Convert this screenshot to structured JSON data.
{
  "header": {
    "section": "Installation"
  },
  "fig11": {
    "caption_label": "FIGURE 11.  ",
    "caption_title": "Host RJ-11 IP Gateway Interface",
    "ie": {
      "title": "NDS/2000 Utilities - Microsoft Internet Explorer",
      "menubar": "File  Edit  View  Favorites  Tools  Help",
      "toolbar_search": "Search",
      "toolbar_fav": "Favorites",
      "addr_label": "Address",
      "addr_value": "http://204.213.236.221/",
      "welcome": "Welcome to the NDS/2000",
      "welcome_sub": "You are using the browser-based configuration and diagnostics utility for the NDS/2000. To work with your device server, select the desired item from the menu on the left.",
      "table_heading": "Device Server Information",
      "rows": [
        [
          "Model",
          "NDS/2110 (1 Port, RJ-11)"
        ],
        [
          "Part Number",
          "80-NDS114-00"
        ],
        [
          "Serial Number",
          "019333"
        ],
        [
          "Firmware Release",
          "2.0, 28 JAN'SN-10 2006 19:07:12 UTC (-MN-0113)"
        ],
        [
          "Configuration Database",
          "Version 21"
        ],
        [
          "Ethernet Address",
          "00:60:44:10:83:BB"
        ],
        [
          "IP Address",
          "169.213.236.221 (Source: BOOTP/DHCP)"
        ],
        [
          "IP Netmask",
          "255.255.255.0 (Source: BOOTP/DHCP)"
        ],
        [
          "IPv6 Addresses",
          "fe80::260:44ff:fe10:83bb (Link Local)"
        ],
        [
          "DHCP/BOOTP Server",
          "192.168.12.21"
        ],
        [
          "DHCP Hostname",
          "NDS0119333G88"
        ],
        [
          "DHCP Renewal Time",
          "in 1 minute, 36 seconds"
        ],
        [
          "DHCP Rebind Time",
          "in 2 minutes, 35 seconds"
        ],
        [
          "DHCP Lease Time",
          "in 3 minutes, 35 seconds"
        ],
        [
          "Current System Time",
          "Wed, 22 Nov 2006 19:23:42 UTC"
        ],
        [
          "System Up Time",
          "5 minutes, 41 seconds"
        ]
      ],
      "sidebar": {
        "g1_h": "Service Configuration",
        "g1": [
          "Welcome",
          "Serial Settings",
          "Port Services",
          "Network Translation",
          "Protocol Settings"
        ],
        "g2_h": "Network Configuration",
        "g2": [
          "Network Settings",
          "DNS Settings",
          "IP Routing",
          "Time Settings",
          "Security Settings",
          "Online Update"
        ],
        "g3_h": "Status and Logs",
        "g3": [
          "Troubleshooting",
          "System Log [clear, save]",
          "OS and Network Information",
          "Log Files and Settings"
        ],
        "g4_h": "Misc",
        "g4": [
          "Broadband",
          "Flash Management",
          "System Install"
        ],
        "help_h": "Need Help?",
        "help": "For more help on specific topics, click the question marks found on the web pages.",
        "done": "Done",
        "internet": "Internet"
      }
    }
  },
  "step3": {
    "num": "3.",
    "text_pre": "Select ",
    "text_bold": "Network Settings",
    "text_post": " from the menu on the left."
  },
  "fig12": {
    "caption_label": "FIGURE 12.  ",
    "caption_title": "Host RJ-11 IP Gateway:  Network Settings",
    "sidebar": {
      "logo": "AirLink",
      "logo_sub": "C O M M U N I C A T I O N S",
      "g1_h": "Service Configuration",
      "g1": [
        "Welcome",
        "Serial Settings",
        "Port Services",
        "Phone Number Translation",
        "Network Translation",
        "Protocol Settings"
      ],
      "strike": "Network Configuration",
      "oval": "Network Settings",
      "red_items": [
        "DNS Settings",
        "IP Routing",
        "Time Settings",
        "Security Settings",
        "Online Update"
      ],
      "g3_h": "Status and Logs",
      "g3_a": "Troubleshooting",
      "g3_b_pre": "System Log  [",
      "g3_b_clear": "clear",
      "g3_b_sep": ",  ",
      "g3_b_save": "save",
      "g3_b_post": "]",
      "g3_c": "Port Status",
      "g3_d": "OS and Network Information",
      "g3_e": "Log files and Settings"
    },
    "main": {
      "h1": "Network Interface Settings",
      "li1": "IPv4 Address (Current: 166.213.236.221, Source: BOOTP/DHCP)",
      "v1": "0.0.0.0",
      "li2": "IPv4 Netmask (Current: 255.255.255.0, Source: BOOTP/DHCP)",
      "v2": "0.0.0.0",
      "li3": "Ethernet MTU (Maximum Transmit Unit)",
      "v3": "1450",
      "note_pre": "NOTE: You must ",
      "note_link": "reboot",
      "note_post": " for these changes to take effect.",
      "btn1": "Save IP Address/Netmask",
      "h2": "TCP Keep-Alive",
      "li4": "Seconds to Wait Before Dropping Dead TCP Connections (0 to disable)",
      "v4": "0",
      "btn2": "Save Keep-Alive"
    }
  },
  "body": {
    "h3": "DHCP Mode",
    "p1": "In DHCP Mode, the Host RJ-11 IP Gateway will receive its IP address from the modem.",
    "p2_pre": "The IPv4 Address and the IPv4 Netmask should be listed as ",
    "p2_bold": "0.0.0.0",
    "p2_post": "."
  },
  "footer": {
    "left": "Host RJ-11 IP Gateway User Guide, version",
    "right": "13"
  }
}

- **EXERCISE REQUIREMENTS**: Return the whole listing exactly, with every line included.

- **SOLUTION TO THIS TASK**:
Convert this screenshot to structured JSON data.
{
  "header": {
    "section": "Installation"
  },
  "fig11": {
    "caption_label": "FIGURE 11.  ",
    "caption_title": "Host RJ-11 IP Gateway Interface",
    "ie": {
      "title": "NDS/2000 Utilities - Microsoft Internet Explorer",
      "menubar": "File  Edit  View  Favorites  Tools  Help",
      "toolbar_search": "Search",
      "toolbar_fav": "Favorites",
      "addr_label": "Address",
      "addr_value": "http://204.213.236.221/",
      "welcome": "Welcome to the NDS/2000",
      "welcome_sub": "You are using the browser-based configuration and diagnostics utility for the NDS/2000. To work with your device server, select the desired item from the menu on the left.",
      "table_heading": "Device Server Information",
      "rows": [
        [
          "Model",
          "NDS/2110 (1 Port, RJ-11)"
        ],
        [
          "Part Number",
          "80-NDS114-00"
        ],
        [
          "Serial Number",
          "019333"
        ],
        [
          "Firmware Release",
          "2.0, 28 JAN'SN-10 2006 19:07:12 UTC (-MN-0113)"
        ],
        [
          "Configuration Database",
          "Version 21"
        ],
        [
          "Ethernet Address",
          "00:60:44:10:83:BB"
        ],
        [
          "IP Address",
          "169.213.236.221 (Source: BOOTP/DHCP)"
        ],
        [
          "IP Netmask",
          "255.255.255.0 (Source: BOOTP/DHCP)"
        ],
        [
          "IPv6 Addresses",
          "fe80::260:44ff:fe10:83bb (Link Local)"
        ],
        [
          "DHCP/BOOTP Server",
          "192.168.12.21"
        ],
        [
          "DHCP Hostname",
          "NDS0119333G88"
        ],
        [
          "DHCP Renewal Time",
          "in 1 minute, 36 seconds"
        ],
        [
          "DHCP Rebind Time",
          "in 2 minutes, 35 seconds"
        ],
        [
          "DHCP Lease Time",
          "in 3 minutes, 35 seconds"
        ],
        [
          "Current System Time",
          "Wed, 22 Nov 2006 19:23:42 UTC"
        ],
        [
          "System Up Time",
          "5 minutes, 41 seconds"
        ]
      ],
      "sidebar": {
        "g1_h": "Service Configuration",
        "g1": [
          "Welcome",
          "Serial Settings",
          "Port Services",
          "Network Translation",
          "Protocol Settings"
        ],
        "g2_h": "Network Configuration",
        "g2": [
          "Network Settings",
          "DNS Settings",
          "IP Routing",
          "Time Settings",
          "Security Settings",
          "Online Update"
        ],
        "g3_h": "Status and Logs",
        "g3": [
          "Troubleshooting",
          "System Log [clear, save]",
          "OS and Network Information",
          "Log Files and Settings"
        ],
        "g4_h": "Misc",
        "g4": [
          "Broadband",
          "Flash Management",
          "System Install"
        ],
        "help_h": "Need Help?",
        "help": "For more help on specific topics, click the question marks found on the web pages.",
        "done": "Done",
        "internet": "Internet"
      }
    }
  },
  "step3": {
    "num": "3.",
    "text_pre": "Select ",
    "text_bold": "Network Settings",
    "text_post": " from the menu on the left."
  },
  "fig12": {
    "caption_label": "FIGURE 12.  ",
    "caption_title": "Host RJ-11 IP Gateway:  Network Settings",
    "sidebar": {
      "logo": "AirLink",
      "logo_sub": "C O M M U N I C A T I O N S",
      "g1_h": "Service Configuration",
      "g1": [
        "Welcome",
        "Serial Settings",
        "Port Services",
        "Phone Number Translation",
        "Network Translation",
        "Protocol Settings"
      ],
      "strike": "Network Configuration",
      "oval": "Network Settings",
      "red_items": [
        "DNS Settings",
        "IP Routing",
        "Time Settings",
        "Security Settings",
        "Online Update"
      ],
      "g3_h": "Status and Logs",
      "g3_a": "Troubleshooting",
      "g3_b_pre": "System Log  [",
      "g3_b_clear": "clear",
      "g3_b_sep": ",  ",
      "g3_b_save": "save",
      "g3_b_post": "]",
      "g3_c": "Port Status",
      "g3_d": "OS and Network Information",
      "g3_e": "Log files and Settings"
    },
    "main": {
      "h1": "Network Interface Settings",
      "li1": "IPv4 Address (Current: 166.213.236.221, Source: BOOTP/DHCP)",
      "v1": "0.0.0.0",
      "li2": "IPv4 Netmask (Current: 255.255.255.0, Source: BOOTP/DHCP)",
      "v2": "0.0.0.0",
      "li3": "Ethernet MTU (Maximum Transmit Unit)",
      "v3": "1450",
      "note_pre": "NOTE: You must ",
      "note_link": "reboot",
      "note_post": " for these changes to take effect.",
      "btn1": "Save IP Address/Netmask",
      "h2": "TCP Keep-Alive",
      "li4": "Seconds to Wait Before Dropping Dead TCP Connections (0 to disable)",
      "v4": "0",
      "btn2": "Save Keep-Alive"
    }
  },
  "body": {
    "h3": "DHCP Mode",
    "p1": "In DHCP Mode, the Host RJ-11 IP Gateway will receive its IP address from the modem.",
    "p2_pre": "The IPv4 Address and the IPv4 Netmask should be listed as ",
    "p2_bold": "0.0.0.0",
    "p2_post": "."
  },
  "footer": {
    "left": "Host RJ-11 IP Gateway User Guide, version",
    "right": "13"
  }
}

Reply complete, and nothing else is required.